What you will do —
Identify each line containing the word "joined" and copy it.

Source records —
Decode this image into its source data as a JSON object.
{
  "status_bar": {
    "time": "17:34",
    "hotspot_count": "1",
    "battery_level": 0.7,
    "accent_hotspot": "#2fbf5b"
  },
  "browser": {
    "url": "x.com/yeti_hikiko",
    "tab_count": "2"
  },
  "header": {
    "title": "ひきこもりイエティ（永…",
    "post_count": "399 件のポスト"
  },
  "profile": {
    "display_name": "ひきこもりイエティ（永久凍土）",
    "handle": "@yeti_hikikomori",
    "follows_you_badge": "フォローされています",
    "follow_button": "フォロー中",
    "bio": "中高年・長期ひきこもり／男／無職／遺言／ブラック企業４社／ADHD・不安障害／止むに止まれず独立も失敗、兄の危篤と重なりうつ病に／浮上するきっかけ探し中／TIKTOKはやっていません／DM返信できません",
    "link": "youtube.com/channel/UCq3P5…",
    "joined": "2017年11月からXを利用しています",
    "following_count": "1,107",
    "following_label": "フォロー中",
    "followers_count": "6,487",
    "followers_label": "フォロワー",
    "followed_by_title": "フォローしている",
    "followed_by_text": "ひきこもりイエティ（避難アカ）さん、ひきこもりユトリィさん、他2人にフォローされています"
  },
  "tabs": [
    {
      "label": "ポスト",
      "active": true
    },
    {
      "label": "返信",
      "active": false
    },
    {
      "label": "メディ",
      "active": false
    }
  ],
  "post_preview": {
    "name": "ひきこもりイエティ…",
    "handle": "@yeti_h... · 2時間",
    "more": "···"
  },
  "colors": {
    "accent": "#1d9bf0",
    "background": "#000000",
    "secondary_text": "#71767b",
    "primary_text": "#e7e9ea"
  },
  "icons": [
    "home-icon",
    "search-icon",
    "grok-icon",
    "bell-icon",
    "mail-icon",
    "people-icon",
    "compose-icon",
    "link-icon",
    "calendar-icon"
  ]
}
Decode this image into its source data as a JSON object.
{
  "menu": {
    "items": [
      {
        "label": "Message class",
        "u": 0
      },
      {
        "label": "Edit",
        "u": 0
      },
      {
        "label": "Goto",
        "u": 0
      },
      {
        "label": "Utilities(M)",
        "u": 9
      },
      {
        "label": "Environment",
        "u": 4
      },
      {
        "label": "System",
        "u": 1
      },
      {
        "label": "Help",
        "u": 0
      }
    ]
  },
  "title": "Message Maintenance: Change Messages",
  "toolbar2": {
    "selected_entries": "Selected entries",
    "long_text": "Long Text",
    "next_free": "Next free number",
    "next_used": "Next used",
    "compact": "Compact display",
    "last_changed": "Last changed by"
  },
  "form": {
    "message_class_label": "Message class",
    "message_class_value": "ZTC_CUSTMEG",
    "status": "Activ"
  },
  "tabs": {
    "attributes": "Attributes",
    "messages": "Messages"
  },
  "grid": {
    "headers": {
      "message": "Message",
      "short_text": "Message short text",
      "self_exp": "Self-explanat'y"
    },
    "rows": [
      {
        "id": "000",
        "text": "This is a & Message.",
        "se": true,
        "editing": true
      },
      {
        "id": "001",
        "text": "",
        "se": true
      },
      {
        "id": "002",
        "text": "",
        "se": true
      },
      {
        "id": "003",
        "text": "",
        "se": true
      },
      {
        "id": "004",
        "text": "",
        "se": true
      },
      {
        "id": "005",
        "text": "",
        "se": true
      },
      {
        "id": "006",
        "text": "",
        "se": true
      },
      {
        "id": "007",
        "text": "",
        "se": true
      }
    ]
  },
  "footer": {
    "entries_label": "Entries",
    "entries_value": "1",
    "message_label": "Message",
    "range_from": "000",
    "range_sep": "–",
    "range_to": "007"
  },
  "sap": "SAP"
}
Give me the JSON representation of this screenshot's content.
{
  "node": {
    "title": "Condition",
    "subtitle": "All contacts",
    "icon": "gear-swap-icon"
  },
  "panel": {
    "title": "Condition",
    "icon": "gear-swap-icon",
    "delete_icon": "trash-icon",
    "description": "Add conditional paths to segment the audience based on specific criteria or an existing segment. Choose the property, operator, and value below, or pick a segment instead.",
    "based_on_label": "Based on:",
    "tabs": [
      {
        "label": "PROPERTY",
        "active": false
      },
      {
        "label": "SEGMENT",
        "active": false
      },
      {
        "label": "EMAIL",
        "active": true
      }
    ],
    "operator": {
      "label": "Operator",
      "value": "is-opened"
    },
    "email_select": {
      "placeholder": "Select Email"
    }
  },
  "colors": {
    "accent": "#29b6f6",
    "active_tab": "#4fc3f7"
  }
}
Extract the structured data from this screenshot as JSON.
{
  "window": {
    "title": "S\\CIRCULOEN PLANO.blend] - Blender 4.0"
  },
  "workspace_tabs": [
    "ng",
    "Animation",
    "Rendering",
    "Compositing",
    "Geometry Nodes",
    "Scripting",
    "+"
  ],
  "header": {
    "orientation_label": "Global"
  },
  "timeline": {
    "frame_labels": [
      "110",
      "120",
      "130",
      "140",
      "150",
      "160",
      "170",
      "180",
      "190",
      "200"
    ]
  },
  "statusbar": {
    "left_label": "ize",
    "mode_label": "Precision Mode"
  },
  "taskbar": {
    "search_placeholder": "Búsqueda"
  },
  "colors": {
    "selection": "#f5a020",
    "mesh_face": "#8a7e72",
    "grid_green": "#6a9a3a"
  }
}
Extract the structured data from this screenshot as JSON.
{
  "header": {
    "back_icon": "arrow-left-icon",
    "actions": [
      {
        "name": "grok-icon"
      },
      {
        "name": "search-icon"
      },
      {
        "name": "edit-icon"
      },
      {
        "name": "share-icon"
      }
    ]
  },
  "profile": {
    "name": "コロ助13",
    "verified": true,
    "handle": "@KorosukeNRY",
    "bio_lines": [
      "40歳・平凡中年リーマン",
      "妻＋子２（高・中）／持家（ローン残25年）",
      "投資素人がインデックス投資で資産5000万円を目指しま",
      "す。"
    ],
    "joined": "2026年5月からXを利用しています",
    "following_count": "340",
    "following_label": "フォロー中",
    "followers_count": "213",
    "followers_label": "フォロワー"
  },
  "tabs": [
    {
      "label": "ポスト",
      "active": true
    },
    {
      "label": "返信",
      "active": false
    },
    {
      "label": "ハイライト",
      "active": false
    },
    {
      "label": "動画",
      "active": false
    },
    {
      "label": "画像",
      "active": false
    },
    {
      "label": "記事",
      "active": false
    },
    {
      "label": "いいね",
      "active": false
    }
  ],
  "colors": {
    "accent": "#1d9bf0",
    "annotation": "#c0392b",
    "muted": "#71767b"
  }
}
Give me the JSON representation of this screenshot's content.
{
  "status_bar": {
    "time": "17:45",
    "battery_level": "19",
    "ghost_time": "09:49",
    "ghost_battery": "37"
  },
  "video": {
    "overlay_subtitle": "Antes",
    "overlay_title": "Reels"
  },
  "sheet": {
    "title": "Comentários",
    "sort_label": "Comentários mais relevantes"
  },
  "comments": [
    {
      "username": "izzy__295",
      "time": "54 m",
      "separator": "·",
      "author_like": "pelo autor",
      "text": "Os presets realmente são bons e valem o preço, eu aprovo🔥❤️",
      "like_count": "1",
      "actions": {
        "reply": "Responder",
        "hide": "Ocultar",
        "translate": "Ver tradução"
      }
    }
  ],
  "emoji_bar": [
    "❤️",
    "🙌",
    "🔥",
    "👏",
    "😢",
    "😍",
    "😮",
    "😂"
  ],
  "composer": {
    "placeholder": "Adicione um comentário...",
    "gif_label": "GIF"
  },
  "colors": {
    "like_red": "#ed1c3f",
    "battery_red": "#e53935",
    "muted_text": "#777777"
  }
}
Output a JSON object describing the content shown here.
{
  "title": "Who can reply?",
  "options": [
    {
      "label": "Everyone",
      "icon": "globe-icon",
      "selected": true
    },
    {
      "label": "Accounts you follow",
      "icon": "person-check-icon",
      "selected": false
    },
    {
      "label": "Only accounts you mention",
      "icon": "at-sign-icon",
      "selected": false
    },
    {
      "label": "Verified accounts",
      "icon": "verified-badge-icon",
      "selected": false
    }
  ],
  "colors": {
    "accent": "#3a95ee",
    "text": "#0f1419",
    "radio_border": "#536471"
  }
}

Written response —
    "joined": "2017年11月からXを利用しています",
    "joined": "2026年5月からXを利用しています",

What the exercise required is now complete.